- [Given instruction]: Select all lines holding the word "name" from the entries that follow.
— Begin —
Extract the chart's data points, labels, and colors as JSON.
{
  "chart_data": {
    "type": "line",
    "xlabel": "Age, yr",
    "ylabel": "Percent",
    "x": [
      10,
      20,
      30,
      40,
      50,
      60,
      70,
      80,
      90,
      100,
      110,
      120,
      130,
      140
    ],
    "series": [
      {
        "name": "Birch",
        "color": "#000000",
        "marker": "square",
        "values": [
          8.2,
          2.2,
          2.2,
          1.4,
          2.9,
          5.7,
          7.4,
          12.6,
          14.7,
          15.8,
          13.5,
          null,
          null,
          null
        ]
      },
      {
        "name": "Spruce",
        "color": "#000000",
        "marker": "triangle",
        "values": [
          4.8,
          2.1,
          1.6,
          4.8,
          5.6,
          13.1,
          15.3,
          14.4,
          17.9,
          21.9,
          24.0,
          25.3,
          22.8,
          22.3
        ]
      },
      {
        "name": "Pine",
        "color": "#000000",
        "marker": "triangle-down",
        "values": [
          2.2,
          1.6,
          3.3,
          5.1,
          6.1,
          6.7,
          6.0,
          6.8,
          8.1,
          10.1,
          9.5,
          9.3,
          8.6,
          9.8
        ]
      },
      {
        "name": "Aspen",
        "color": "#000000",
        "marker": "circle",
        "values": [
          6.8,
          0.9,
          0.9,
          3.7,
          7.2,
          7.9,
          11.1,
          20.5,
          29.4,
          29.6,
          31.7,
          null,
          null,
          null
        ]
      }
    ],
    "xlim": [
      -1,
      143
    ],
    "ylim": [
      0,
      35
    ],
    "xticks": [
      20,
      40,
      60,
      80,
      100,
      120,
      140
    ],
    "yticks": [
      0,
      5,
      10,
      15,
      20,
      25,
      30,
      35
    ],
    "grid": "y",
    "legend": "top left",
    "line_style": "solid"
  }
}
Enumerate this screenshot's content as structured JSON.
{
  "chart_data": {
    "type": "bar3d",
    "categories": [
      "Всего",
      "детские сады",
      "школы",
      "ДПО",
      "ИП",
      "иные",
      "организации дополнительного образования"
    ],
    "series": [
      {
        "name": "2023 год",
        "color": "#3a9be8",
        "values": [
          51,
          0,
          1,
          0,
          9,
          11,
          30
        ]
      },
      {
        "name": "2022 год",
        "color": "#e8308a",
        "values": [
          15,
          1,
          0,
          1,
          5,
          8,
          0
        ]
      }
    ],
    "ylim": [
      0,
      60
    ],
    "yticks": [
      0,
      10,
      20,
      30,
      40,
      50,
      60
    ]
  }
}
— End —
- [Task answer]:
        "name": "Birch",
        "name": "Spruce",
        "name": "Pine",
        "name": "Aspen",
        "name": "2023 год",
        "name": "2022 год",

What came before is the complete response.